— RECORDS FOR THIS EXERCISE —
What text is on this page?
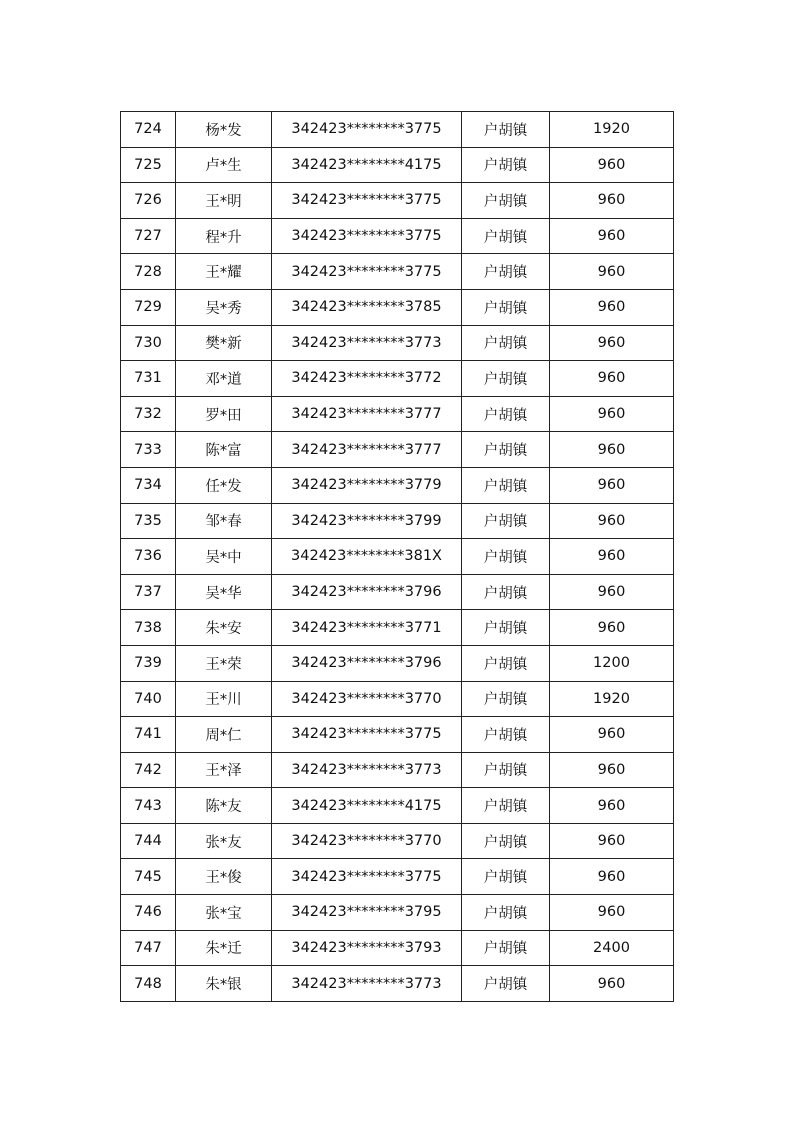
724	杨*发	342423********3775	户胡镇	1920
725	卢*生	342423********4175	户胡镇	960
726	王*明	342423********3775	户胡镇	960
727	程*升	342423********3775	户胡镇	960
728	王*耀	342423********3775	户胡镇	960
729	吴*秀	342423********3785	户胡镇	960
730	樊*新	342423********3773	户胡镇	960
731	邓*道	342423********3772	户胡镇	960
732	罗*田	342423********3777	户胡镇	960
733	陈*富	342423********3777	户胡镇	960
734	任*发	342423********3779	户胡镇	960
735	邹*春	342423********3799	户胡镇	960
736	吴*中	342423********381X	户胡镇	960
737	吴*华	342423********3796	户胡镇	960
738	朱*安	342423********3771	户胡镇	960
739	王*荣	342423********3796	户胡镇	1200
740	王*川	342423********3770	户胡镇	1920
741	周*仁	342423********3775	户胡镇	960
742	王*泽	342423********3773	户胡镇	960
743	陈*友	342423********4175	户胡镇	960
744	张*友	342423********3770	户胡镇	960
745	王*俊	342423********3775	户胡镇	960
746	张*宝	342423********3795	户胡镇	960
747	朱*迁	342423********3793	户胡镇	2400
748	朱*银	342423********3773	户胡镇	960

— EXERCISE DIRECTIONS —
Leave the images out and output the remaining material exactly as it stands.

— RESULT OF THIS EXERCISE —
What text is on this page?
724	杨*发	342423********3775	户胡镇	1920
725	卢*生	342423********4175	户胡镇	960
726	王*明	342423********3775	户胡镇	960
727	程*升	342423********3775	户胡镇	960
728	王*耀	342423********3775	户胡镇	960
729	吴*秀	342423********3785	户胡镇	960
730	樊*新	342423********3773	户胡镇	960
731	邓*道	342423********3772	户胡镇	960
732	罗*田	342423********3777	户胡镇	960
733	陈*富	342423********3777	户胡镇	960
734	任*发	342423********3779	户胡镇	960
735	邹*春	342423********3799	户胡镇	960
736	吴*中	342423********381X	户胡镇	960
737	吴*华	342423********3796	户胡镇	960
738	朱*安	342423********3771	户胡镇	960
739	王*荣	342423********3796	户胡镇	1200
740	王*川	342423********3770	户胡镇	1920
741	周*仁	342423********3775	户胡镇	960
742	王*泽	342423********3773	户胡镇	960
743	陈*友	342423********4175	户胡镇	960
744	张*友	342423********3770	户胡镇	960
745	王*俊	342423********3775	户胡镇	960
746	张*宝	342423********3795	户胡镇	960
747	朱*迁	342423********3793	户胡镇	2400
748	朱*银	342423********3773	户胡镇	960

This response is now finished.